↓
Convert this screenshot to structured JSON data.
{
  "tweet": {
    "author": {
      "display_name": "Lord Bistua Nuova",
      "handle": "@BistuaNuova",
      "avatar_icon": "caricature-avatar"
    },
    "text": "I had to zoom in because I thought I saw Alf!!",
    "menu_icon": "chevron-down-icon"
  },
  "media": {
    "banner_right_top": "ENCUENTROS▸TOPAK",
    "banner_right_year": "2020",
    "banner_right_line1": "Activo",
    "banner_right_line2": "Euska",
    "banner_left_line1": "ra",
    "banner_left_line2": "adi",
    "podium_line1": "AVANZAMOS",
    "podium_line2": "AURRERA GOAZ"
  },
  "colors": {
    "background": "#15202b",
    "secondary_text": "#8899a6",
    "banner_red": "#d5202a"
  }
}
↑
From the records above, extract each line exactly as shown.

**Written answer:**
Convert this screenshot to structured JSON data.
{
  "tweet": {
    "author": {
      "display_name": "Lord Bistua Nuova",
      "handle": "@BistuaNuova",
      "avatar_icon": "caricature-avatar"
    },
    "text": "I had to zoom in because I thought I saw Alf!!",
    "menu_icon": "chevron-down-icon"
  },
  "media": {
    "banner_right_top": "ENCUENTROS▸TOPAK",
    "banner_right_year": "2020",
    "banner_right_line1": "Activo",
    "banner_right_line2": "Euska",
    "banner_left_line1": "ra",
    "banner_left_line2": "adi",
    "podium_line1": "AVANZAMOS",
    "podium_line2": "AURRERA GOAZ"
  },
  "colors": {
    "background": "#15202b",
    "secondary_text": "#8899a6",
    "banner_red": "#d5202a"
  }
}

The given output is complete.